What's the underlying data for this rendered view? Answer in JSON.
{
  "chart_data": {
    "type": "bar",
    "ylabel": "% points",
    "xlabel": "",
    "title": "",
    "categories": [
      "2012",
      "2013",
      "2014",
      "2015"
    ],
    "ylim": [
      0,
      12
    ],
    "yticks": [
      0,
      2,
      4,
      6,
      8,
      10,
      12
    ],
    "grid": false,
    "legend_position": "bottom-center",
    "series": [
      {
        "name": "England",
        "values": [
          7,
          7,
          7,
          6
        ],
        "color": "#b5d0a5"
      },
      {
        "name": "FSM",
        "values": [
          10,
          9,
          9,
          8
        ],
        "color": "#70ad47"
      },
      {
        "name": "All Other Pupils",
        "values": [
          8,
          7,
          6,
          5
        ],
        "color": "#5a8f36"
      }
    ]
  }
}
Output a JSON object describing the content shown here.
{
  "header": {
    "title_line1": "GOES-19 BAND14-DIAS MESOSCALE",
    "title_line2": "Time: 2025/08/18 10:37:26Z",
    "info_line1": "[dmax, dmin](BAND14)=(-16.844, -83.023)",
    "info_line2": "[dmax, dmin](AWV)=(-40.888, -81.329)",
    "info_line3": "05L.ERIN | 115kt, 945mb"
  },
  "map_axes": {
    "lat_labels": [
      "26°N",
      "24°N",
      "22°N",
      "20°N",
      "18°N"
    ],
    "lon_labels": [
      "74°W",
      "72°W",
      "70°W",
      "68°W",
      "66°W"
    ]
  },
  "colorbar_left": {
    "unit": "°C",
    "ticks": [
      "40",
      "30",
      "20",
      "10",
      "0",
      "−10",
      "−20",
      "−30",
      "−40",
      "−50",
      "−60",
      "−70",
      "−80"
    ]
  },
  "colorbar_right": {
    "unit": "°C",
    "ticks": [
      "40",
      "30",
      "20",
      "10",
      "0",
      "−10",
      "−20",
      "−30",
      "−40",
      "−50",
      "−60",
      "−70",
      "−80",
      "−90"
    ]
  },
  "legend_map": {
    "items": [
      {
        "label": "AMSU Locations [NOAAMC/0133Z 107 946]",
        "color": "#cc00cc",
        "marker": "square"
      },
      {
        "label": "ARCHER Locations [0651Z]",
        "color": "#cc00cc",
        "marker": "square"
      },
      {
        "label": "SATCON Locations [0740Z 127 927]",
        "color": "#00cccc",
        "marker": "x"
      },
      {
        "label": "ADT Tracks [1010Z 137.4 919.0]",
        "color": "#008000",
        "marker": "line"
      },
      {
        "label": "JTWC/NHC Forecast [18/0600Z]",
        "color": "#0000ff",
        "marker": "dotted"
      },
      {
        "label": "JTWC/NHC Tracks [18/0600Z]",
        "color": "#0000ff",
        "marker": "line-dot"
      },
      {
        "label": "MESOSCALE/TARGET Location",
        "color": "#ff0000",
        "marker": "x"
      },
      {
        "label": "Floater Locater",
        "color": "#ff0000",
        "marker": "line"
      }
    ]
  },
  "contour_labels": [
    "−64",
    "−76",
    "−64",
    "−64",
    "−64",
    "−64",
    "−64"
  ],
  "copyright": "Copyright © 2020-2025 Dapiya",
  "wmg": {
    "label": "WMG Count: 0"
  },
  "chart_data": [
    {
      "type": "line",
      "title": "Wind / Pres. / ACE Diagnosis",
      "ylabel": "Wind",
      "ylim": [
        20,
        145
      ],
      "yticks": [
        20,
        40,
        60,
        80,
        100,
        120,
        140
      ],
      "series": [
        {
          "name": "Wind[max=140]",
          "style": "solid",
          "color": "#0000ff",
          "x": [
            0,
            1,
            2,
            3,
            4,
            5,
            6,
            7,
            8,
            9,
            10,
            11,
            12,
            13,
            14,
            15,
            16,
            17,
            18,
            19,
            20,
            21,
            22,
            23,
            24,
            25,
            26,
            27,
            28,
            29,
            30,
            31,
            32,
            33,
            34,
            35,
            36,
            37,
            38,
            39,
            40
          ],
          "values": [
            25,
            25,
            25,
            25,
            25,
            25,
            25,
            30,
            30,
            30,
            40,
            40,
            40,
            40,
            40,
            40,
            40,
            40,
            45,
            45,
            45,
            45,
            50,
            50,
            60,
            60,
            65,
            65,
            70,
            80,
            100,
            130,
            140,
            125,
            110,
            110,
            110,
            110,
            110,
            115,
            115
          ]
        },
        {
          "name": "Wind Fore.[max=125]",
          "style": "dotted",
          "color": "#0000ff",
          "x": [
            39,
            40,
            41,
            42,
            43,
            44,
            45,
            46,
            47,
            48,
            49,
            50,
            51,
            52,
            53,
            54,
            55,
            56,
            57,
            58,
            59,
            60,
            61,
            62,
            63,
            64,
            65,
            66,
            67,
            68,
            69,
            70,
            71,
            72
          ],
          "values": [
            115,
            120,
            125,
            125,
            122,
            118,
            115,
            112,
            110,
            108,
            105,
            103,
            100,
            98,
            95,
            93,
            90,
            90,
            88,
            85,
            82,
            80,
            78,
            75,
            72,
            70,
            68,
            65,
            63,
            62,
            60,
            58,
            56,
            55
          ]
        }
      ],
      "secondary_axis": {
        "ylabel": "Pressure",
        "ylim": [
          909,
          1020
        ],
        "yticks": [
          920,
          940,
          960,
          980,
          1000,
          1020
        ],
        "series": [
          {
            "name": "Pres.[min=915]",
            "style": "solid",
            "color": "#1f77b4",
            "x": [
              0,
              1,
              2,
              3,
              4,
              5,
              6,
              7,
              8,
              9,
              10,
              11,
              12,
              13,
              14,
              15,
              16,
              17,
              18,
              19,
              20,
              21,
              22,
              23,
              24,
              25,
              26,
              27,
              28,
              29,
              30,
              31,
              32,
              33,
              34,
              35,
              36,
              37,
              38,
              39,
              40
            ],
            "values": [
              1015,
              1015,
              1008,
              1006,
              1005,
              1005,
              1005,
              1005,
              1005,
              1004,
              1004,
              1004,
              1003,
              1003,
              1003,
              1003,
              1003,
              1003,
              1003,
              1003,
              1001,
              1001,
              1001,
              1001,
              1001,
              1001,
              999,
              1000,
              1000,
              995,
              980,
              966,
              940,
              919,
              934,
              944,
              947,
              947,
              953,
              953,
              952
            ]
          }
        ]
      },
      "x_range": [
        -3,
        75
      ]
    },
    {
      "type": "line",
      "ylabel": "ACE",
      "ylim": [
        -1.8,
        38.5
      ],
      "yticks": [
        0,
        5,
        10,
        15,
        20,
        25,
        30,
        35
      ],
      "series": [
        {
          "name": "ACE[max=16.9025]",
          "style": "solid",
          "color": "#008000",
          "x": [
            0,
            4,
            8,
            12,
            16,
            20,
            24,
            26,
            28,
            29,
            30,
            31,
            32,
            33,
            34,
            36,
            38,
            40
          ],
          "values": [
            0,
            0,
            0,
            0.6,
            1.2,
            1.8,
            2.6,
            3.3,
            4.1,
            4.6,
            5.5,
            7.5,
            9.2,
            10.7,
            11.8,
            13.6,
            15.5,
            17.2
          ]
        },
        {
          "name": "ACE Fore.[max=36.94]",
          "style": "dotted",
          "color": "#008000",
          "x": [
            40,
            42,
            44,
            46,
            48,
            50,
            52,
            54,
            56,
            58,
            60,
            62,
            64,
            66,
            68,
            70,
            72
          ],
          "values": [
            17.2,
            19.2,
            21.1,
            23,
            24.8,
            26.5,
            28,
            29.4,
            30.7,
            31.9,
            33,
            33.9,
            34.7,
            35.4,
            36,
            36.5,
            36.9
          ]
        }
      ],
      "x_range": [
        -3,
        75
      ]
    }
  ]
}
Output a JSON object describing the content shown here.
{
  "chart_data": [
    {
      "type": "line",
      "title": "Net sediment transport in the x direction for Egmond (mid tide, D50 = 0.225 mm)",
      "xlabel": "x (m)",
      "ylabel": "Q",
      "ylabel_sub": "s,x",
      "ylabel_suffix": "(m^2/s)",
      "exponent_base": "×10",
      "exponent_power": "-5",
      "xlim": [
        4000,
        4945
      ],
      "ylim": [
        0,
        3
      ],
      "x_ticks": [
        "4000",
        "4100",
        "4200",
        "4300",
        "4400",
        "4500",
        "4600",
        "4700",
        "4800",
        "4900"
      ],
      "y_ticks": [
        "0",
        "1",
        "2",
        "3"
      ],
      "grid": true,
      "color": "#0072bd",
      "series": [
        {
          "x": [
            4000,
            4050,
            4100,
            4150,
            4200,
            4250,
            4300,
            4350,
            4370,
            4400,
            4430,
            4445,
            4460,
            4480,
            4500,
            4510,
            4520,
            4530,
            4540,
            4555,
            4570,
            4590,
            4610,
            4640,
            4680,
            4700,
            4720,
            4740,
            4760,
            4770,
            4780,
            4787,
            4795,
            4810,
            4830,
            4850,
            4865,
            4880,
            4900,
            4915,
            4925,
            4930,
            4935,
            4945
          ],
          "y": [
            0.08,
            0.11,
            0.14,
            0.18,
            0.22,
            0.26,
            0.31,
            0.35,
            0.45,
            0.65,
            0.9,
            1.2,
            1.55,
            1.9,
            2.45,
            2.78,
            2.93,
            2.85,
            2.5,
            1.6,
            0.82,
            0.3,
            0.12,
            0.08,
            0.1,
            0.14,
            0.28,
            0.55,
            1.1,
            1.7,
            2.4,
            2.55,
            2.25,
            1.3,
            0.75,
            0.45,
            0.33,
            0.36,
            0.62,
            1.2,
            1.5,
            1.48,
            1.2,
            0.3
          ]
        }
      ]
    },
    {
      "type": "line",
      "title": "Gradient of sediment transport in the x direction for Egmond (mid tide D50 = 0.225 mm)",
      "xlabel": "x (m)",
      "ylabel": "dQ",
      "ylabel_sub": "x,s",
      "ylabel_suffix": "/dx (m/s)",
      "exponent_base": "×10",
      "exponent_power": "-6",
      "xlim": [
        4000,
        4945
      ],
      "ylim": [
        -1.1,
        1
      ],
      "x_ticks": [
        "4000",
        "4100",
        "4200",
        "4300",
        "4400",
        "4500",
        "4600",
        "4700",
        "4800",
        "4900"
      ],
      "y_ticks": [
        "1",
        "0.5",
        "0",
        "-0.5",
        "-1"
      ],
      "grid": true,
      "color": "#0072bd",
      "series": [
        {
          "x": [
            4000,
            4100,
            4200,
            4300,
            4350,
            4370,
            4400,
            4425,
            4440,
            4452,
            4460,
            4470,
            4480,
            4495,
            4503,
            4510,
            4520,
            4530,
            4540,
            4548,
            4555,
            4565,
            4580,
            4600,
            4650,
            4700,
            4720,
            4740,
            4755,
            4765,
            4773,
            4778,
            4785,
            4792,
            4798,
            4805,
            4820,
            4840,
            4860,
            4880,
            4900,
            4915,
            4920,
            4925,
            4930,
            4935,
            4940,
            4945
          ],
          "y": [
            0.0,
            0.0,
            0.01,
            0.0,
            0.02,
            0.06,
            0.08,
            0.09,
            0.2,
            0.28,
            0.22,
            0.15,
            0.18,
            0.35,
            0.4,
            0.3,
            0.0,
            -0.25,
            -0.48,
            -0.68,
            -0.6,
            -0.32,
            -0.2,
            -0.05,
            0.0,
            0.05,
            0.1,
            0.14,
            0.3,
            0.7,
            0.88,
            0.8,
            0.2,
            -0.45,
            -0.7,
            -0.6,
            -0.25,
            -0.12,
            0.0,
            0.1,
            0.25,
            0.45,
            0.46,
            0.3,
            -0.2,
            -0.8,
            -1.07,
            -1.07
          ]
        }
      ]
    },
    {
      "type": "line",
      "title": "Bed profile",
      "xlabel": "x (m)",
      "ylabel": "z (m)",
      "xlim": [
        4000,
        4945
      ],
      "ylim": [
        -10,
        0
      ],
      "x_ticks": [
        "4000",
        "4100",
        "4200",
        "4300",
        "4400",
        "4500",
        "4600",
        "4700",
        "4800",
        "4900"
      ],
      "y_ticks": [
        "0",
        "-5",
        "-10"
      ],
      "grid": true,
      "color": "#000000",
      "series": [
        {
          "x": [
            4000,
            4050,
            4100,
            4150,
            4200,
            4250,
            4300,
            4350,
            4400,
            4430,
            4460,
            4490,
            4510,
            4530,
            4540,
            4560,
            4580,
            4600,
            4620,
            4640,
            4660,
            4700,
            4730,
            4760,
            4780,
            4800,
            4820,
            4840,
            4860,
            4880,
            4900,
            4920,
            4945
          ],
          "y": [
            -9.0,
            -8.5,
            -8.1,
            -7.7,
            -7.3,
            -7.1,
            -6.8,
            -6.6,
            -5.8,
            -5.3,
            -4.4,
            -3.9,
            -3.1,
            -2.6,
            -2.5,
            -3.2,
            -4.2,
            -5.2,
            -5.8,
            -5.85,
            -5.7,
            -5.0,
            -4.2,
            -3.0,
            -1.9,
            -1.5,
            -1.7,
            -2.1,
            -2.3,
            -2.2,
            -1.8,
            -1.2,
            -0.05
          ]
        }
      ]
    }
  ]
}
○ ○ ○
(WHAT YOU HAVE TO DO) Identify how many lines in the entries above include the string "transport", then state that number alone.

(SOLUTION) 2